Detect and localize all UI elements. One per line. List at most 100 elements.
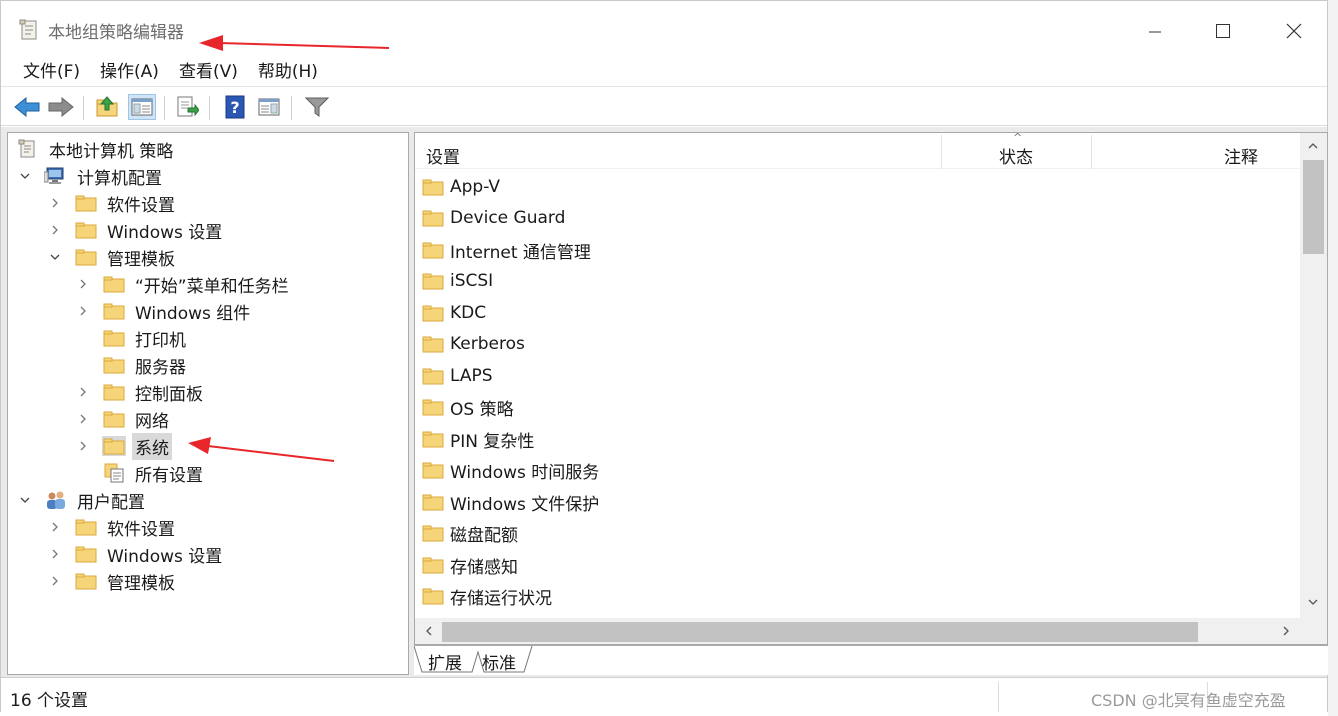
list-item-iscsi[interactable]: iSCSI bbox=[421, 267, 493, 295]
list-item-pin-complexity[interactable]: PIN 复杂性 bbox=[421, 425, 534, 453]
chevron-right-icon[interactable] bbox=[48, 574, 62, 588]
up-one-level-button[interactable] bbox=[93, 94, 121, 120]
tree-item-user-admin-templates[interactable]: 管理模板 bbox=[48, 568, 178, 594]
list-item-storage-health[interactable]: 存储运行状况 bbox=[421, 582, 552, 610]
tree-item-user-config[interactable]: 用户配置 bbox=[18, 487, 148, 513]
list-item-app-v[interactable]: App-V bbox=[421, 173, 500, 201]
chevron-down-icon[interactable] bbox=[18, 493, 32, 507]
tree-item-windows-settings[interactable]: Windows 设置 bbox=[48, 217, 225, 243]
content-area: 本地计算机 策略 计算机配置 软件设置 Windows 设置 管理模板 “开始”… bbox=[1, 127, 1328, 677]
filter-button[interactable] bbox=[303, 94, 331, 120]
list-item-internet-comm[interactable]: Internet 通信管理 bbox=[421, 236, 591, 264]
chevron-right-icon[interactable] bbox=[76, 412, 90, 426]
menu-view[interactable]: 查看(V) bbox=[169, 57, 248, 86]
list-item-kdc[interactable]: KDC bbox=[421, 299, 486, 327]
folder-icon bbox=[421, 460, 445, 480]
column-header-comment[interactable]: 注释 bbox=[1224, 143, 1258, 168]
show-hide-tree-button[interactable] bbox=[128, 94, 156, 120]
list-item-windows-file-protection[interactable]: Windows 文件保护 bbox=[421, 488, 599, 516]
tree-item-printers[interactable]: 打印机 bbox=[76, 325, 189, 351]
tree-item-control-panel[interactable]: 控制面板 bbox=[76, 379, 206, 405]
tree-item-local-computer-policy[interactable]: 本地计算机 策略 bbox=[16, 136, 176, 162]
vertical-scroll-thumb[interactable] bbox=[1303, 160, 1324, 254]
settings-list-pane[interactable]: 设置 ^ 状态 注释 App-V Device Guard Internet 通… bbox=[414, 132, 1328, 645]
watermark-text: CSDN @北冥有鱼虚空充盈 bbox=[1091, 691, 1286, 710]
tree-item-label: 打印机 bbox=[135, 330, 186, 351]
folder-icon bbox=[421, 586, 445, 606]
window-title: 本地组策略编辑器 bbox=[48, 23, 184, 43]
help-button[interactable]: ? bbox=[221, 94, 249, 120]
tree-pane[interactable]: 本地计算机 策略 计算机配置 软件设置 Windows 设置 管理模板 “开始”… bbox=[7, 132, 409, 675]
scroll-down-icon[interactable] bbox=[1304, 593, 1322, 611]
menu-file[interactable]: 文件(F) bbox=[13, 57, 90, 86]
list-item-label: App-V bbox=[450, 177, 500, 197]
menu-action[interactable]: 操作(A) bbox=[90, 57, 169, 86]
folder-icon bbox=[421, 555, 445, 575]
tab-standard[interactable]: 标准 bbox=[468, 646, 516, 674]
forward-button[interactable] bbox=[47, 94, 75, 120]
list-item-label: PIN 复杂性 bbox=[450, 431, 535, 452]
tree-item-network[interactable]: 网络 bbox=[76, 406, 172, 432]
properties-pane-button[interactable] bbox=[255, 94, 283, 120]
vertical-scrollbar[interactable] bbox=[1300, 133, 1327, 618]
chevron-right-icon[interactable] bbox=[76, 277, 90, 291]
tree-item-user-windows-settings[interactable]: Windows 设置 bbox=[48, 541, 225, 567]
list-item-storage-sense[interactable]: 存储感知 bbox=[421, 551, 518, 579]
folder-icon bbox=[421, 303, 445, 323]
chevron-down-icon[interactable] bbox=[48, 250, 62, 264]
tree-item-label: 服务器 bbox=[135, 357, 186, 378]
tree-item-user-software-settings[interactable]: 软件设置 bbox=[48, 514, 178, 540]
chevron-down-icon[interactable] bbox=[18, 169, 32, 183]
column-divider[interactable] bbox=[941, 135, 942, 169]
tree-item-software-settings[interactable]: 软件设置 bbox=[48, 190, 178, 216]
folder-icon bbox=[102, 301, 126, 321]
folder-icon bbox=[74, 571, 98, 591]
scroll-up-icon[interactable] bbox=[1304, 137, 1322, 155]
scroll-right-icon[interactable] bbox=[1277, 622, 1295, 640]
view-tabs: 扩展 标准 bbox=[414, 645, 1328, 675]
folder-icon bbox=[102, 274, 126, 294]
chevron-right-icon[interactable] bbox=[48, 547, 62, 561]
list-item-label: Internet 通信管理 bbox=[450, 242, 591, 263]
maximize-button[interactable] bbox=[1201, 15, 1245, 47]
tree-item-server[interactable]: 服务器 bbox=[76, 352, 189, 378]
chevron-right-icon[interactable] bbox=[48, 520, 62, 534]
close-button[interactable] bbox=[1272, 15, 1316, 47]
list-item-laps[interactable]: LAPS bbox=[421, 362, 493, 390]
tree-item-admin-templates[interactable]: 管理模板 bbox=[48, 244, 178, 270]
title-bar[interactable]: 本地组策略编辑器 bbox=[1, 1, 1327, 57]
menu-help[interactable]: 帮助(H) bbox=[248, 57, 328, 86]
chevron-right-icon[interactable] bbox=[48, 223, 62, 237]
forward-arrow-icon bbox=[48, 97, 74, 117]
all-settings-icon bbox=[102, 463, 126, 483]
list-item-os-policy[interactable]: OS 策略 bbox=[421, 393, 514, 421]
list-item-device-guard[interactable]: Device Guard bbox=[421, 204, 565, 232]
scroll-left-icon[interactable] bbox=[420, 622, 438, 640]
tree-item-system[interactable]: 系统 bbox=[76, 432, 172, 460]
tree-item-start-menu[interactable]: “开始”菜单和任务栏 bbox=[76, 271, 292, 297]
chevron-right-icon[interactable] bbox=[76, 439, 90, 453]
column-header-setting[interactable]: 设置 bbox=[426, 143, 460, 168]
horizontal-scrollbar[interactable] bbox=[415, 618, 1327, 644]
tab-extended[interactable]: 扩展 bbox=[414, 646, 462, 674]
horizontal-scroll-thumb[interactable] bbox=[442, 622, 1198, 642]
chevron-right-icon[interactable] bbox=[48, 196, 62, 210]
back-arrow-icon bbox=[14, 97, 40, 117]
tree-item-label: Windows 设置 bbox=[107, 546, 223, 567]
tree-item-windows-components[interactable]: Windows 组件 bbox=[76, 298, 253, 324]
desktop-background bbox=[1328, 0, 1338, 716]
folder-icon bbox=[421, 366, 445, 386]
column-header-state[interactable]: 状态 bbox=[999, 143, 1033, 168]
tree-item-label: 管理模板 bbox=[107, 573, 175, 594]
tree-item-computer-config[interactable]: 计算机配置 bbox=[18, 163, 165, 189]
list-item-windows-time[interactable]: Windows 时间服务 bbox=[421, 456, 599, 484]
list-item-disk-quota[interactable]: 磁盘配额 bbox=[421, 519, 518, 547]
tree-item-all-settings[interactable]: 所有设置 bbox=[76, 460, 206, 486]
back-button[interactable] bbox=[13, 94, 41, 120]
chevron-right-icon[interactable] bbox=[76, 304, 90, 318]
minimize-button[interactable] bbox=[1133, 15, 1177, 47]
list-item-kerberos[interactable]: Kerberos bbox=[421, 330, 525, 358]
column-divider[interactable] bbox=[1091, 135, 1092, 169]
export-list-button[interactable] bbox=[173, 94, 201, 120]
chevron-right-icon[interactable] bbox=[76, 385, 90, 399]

_ _ _ _ _ _ _

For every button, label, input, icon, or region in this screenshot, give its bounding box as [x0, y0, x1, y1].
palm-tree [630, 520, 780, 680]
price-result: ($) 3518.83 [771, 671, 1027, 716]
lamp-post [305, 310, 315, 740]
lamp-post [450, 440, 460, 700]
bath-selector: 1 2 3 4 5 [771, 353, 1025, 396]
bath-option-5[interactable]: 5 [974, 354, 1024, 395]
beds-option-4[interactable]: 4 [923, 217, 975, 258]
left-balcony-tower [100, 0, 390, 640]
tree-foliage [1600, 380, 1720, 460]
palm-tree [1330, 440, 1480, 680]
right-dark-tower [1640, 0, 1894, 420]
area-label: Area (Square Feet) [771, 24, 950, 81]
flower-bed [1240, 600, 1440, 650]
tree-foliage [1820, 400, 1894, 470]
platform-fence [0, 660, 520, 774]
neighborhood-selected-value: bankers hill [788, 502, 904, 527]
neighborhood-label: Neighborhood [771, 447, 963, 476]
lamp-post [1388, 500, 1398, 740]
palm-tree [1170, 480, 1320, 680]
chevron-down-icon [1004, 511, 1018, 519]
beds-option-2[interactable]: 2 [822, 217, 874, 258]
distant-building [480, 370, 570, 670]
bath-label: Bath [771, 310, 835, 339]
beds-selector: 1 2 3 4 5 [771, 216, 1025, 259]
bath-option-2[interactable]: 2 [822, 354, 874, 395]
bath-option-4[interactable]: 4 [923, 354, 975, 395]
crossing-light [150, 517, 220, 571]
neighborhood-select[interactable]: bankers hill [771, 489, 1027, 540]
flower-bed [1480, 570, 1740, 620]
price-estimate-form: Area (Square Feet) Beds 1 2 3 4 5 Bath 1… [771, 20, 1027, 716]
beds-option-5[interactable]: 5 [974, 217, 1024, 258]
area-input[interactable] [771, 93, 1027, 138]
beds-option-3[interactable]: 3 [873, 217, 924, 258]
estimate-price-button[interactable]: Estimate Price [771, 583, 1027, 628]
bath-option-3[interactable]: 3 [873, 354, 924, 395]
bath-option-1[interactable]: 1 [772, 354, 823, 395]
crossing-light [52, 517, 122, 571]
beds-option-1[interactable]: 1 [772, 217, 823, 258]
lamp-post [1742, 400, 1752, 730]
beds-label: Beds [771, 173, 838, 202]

_ _ _ _ _ _ _

WHAT THE TASK REQUIRES:
Can you put the part of Block 1 that opens with the line containing "list-item-iscsi[interactable]: iSCSI bbox=[421, 267, 493, 295]" and closes with the line containing "show-hide-tree-button[interactable] bbox=[128, 94, 156, 120]" into a numbered list, both of those lines included and any blank lines left out?

THE RESPONSE:
1. list-item-iscsi[interactable]: iSCSI bbox=[421, 267, 493, 295]
2. list-item-pin-complexity[interactable]: PIN 复杂性 bbox=[421, 425, 534, 453]
3. chevron-right-icon[interactable] bbox=[48, 574, 62, 588]
4. up-one-level-button[interactable] bbox=[93, 94, 121, 120]
5. tree-item-user-admin-templates[interactable]: 管理模板 bbox=[48, 568, 178, 594]
6. list-item-storage-health[interactable]: 存储运行状况 bbox=[421, 582, 552, 610]
7. tree-item-user-config[interactable]: 用户配置 bbox=[18, 487, 148, 513]
8. list-item-app-v[interactable]: App-V bbox=[421, 173, 500, 201]
9. chevron-down-icon[interactable] bbox=[18, 493, 32, 507]
10. tree-item-windows-settings[interactable]: Windows 设置 bbox=[48, 217, 225, 243]
11. content-area: 本地计算机 策略 计算机配置 软件设置 Windows 设置 管理模板 “开始”… bbox=[1, 127, 1328, 677]
12. filter-button[interactable] bbox=[303, 94, 331, 120]
13. list-item-internet-comm[interactable]: Internet 通信管理 bbox=[421, 236, 591, 264]
14. chevron-right-icon[interactable] bbox=[76, 412, 90, 426]
15. menu-view[interactable]: 查看(V) bbox=[169, 57, 248, 86]
16. list-item-kdc[interactable]: KDC bbox=[421, 299, 486, 327]
17. folder-icon bbox=[421, 460, 445, 480]
18. column-header-comment[interactable]: 注释 bbox=[1224, 143, 1258, 168]
19. show-hide-tree-button[interactable] bbox=[128, 94, 156, 120]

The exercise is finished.